### Stored data
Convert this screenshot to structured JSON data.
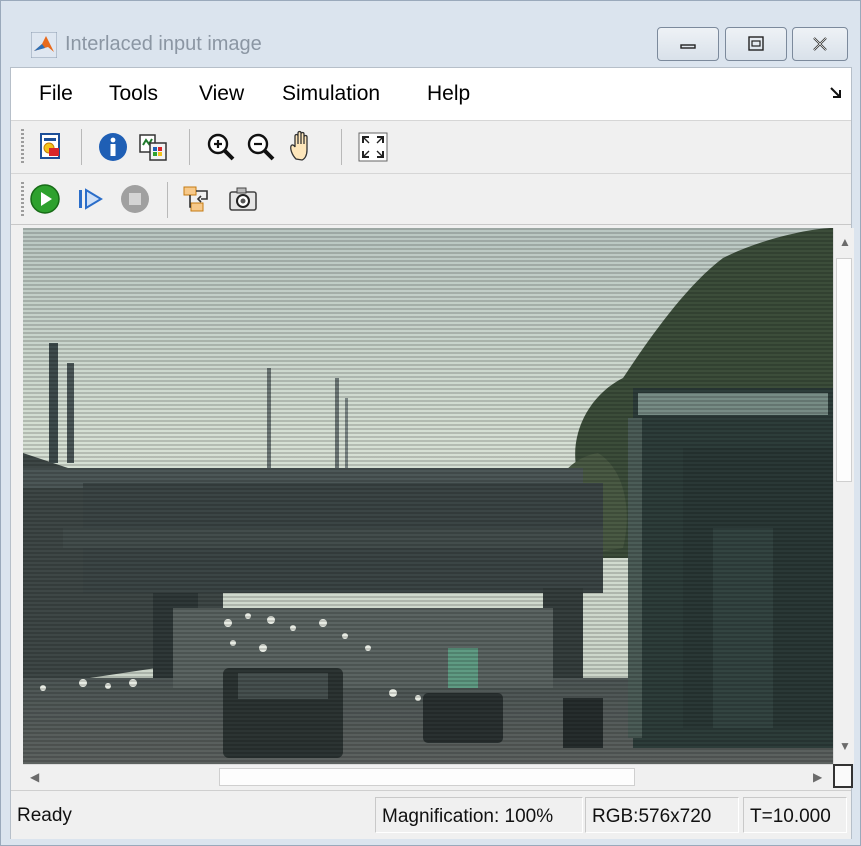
{
  "window": {
    "title": "Interlaced input image"
  },
  "menubar": {
    "items": [
      "File",
      "Tools",
      "View",
      "Simulation",
      "Help"
    ]
  },
  "toolbar": {
    "row1_icons": [
      "print-icon",
      "info-icon",
      "copy-icon",
      "zoom-in-icon",
      "zoom-out-icon",
      "pan-hand-icon",
      "fit-to-window-icon"
    ],
    "row2_icons": [
      "run-icon",
      "step-forward-icon",
      "stop-icon",
      "highlight-block-icon",
      "snapshot-icon"
    ]
  },
  "image": {
    "description_icon": "video-frame-image"
  },
  "statusbar": {
    "status": "Ready",
    "magnification": "Magnification: 100%",
    "rgb": "RGB:576x720",
    "time": "T=10.000"
  },
  "colors": {
    "run_green": "#2ea12e",
    "info_blue": "#1f5fb5",
    "stop_gray": "#a0a0a0"
  }
}
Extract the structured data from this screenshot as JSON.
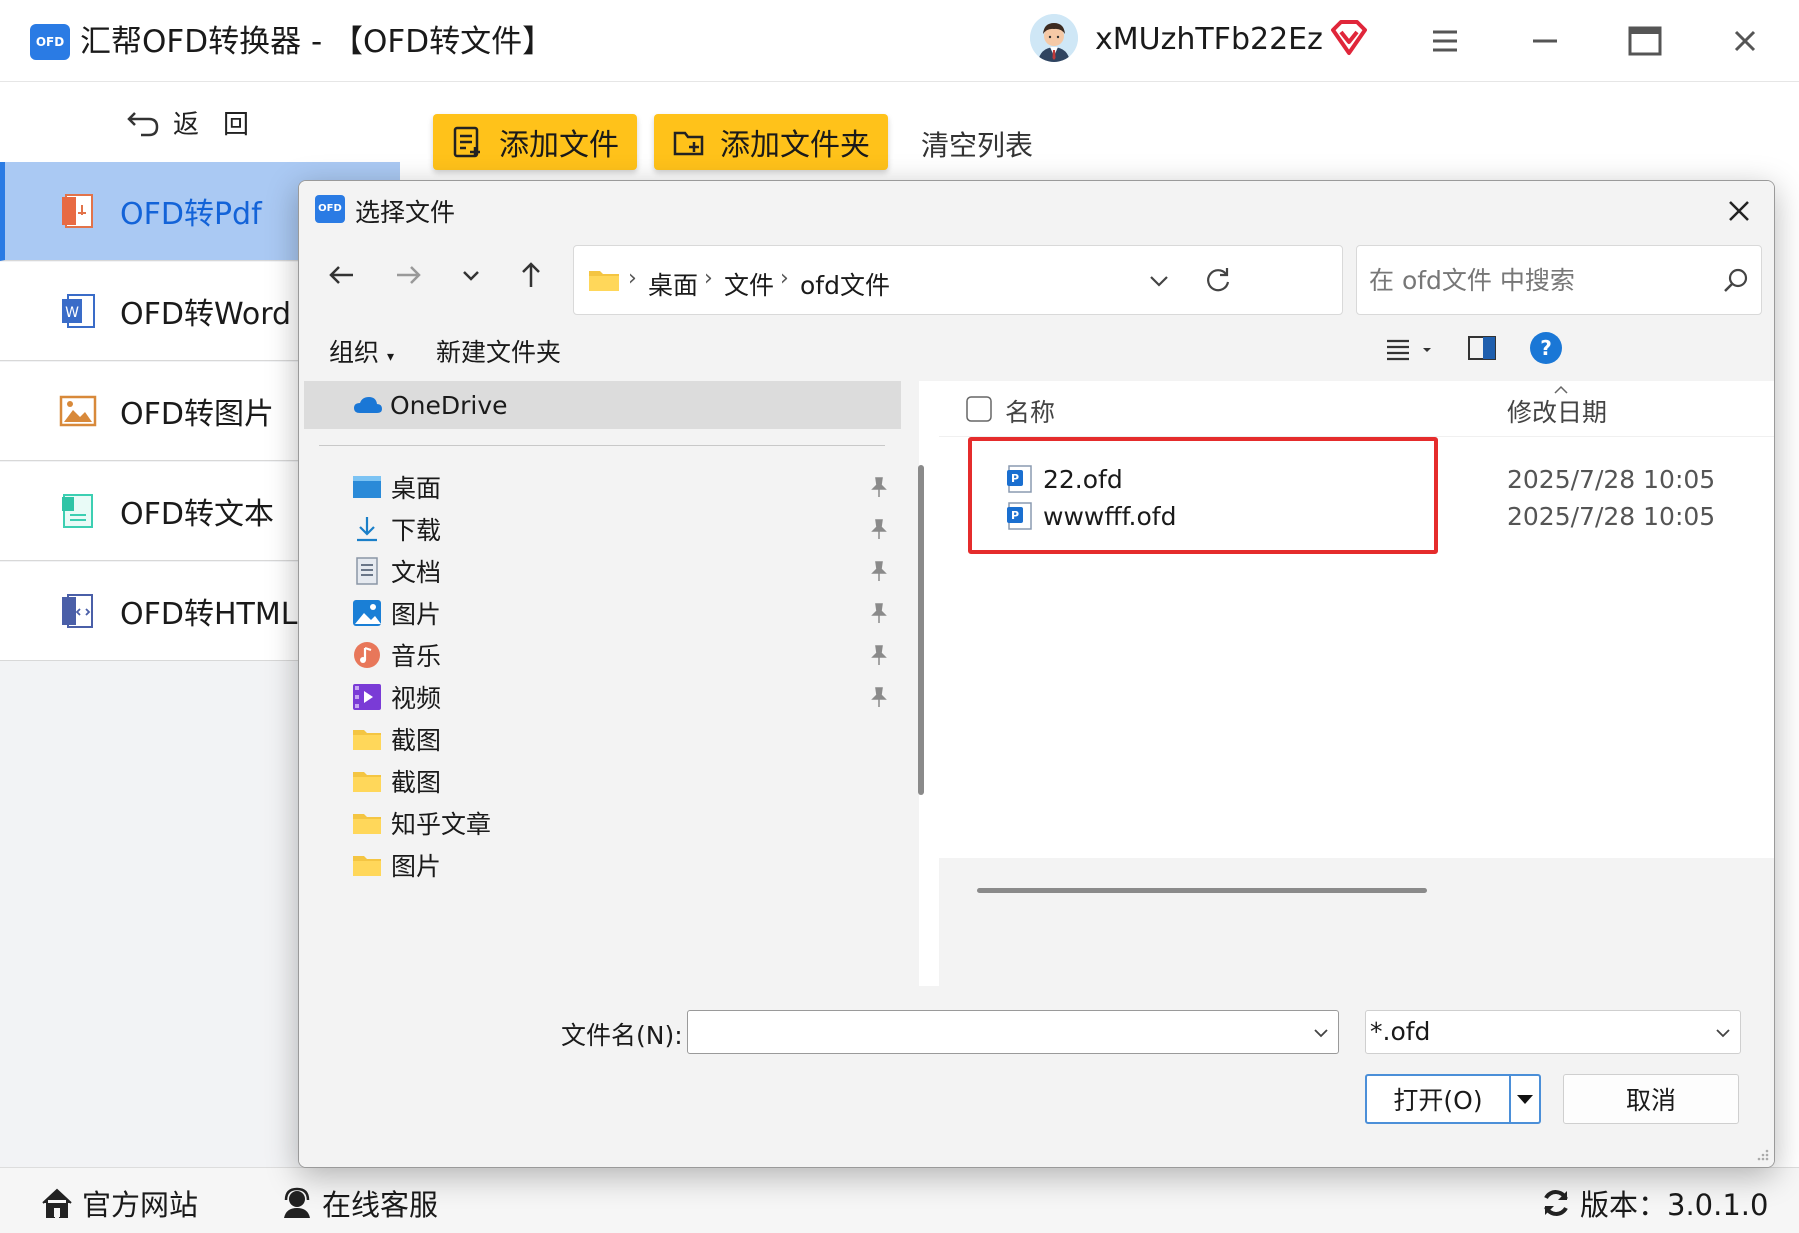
{
  "app": {
    "logo_text": "OFD",
    "title": "汇帮OFD转换器 - 【OFD转文件】",
    "username": "xMUzhTFb22Ez"
  },
  "sidebar": {
    "back_label": "返回",
    "items": [
      {
        "label": "OFD转Pdf",
        "active": true
      },
      {
        "label": "OFD转Word",
        "active": false
      },
      {
        "label": "OFD转图片",
        "active": false
      },
      {
        "label": "OFD转文本",
        "active": false
      },
      {
        "label": "OFD转HTML",
        "active": false
      }
    ]
  },
  "toolbar": {
    "add_file": "添加文件",
    "add_folder": "添加文件夹",
    "clear_list": "清空列表"
  },
  "footer": {
    "website": "官方网站",
    "support": "在线客服",
    "version": "版本：3.0.1.0"
  },
  "dialog": {
    "logo_text": "OFD",
    "title": "选择文件",
    "breadcrumbs": [
      "桌面",
      "文件",
      "ofd文件"
    ],
    "search_placeholder": "在 ofd文件 中搜索",
    "commands": {
      "organize": "组织",
      "new_folder": "新建文件夹"
    },
    "nav_pane": {
      "onedrive": "OneDrive",
      "items": [
        {
          "label": "桌面",
          "icon": "desktop-icon",
          "pinned": true
        },
        {
          "label": "下载",
          "icon": "download-icon",
          "pinned": true
        },
        {
          "label": "文档",
          "icon": "document-icon",
          "pinned": true
        },
        {
          "label": "图片",
          "icon": "pictures-icon",
          "pinned": true
        },
        {
          "label": "音乐",
          "icon": "music-icon",
          "pinned": true
        },
        {
          "label": "视频",
          "icon": "video-icon",
          "pinned": true
        },
        {
          "label": "截图",
          "icon": "folder-icon",
          "pinned": false
        },
        {
          "label": "截图",
          "icon": "folder-icon",
          "pinned": false
        },
        {
          "label": "知乎文章",
          "icon": "folder-icon",
          "pinned": false
        },
        {
          "label": "图片",
          "icon": "folder-icon",
          "pinned": false
        }
      ]
    },
    "columns": {
      "name": "名称",
      "modified": "修改日期"
    },
    "files": [
      {
        "name": "22.ofd",
        "modified": "2025/7/28 10:05"
      },
      {
        "name": "wwwfff.ofd",
        "modified": "2025/7/28 10:05"
      }
    ],
    "filename_label": "文件名(N):",
    "filename_value": "",
    "filetype": "*.ofd",
    "open_button": "打开(O)",
    "cancel_button": "取消"
  },
  "colors": {
    "accent": "#2a7be4",
    "button_yellow": "#ffc21a",
    "sidebar_active_bg": "#aac9f3",
    "highlight_red": "#e52c2c"
  }
}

### Objective
Write every entry out again exactly, dropping the pictures.

### Output for this task
Convert this screenshot to structured JSON data.
{
  "window": {
    "title": "Interlaced input image"
  },
  "menubar": {
    "items": [
      "File",
      "Tools",
      "View",
      "Simulation",
      "Help"
    ]
  },
  "toolbar": {
    "row1_icons": [
      "print-icon",
      "info-icon",
      "copy-icon",
      "zoom-in-icon",
      "zoom-out-icon",
      "pan-hand-icon",
      "fit-to-window-icon"
    ],
    "row2_icons": [
      "run-icon",
      "step-forward-icon",
      "stop-icon",
      "highlight-block-icon",
      "snapshot-icon"
    ]
  },
  "image": {
    "description_icon": "video-frame-image"
  },
  "statusbar": {
    "status": "Ready",
    "magnification": "Magnification: 100%",
    "rgb": "RGB:576x720",
    "time": "T=10.000"
  },
  "colors": {
    "run_green": "#2ea12e",
    "info_blue": "#1f5fb5",
    "stop_gray": "#a0a0a0"
  }
}
Extract the structured data from this screenshot as JSON.
{
  "app": {
    "logo_text": "OFD",
    "title": "汇帮OFD转换器 - 【OFD转文件】",
    "username": "xMUzhTFb22Ez"
  },
  "sidebar": {
    "back_label": "返回",
    "items": [
      {
        "label": "OFD转Pdf",
        "active": true
      },
      {
        "label": "OFD转Word",
        "active": false
      },
      {
        "label": "OFD转图片",
        "active": false
      },
      {
        "label": "OFD转文本",
        "active": false
      },
      {
        "label": "OFD转HTML",
        "active": false
      }
    ]
  },
  "toolbar": {
    "add_file": "添加文件",
    "add_folder": "添加文件夹",
    "clear_list": "清空列表"
  },
  "footer": {
    "website": "官方网站",
    "support": "在线客服",
    "version": "版本：3.0.1.0"
  },
  "dialog": {
    "logo_text": "OFD",
    "title": "选择文件",
    "breadcrumbs": [
      "桌面",
      "文件",
      "ofd文件"
    ],
    "search_placeholder": "在 ofd文件 中搜索",
    "commands": {
      "organize": "组织",
      "new_folder": "新建文件夹"
    },
    "nav_pane": {
      "onedrive": "OneDrive",
      "items": [
        {
          "label": "桌面",
          "icon": "desktop-icon",
          "pinned": true
        },
        {
          "label": "下载",
          "icon": "download-icon",
          "pinned": true
        },
        {
          "label": "文档",
          "icon": "document-icon",
          "pinned": true
        },
        {
          "label": "图片",
          "icon": "pictures-icon",
          "pinned": true
        },
        {
          "label": "音乐",
          "icon": "music-icon",
          "pinned": true
        },
        {
          "label": "视频",
          "icon": "video-icon",
          "pinned": true
        },
        {
          "label": "截图",
          "icon": "folder-icon",
          "pinned": false
        },
        {
          "label": "截图",
          "icon": "folder-icon",
          "pinned": false
        },
        {
          "label": "知乎文章",
          "icon": "folder-icon",
          "pinned": false
        },
        {
          "label": "图片",
          "icon": "folder-icon",
          "pinned": false
        }
      ]
    },
    "columns": {
      "name": "名称",
      "modified": "修改日期"
    },
    "files": [
      {
        "name": "22.ofd",
        "modified": "2025/7/28 10:05"
      },
      {
        "name": "wwwfff.ofd",
        "modified": "2025/7/28 10:05"
      }
    ],
    "filename_label": "文件名(N):",
    "filename_value": "",
    "filetype": "*.ofd",
    "open_button": "打开(O)",
    "cancel_button": "取消"
  },
  "colors": {
    "accent": "#2a7be4",
    "button_yellow": "#ffc21a",
    "sidebar_active_bg": "#aac9f3",
    "highlight_red": "#e52c2c"
  }
}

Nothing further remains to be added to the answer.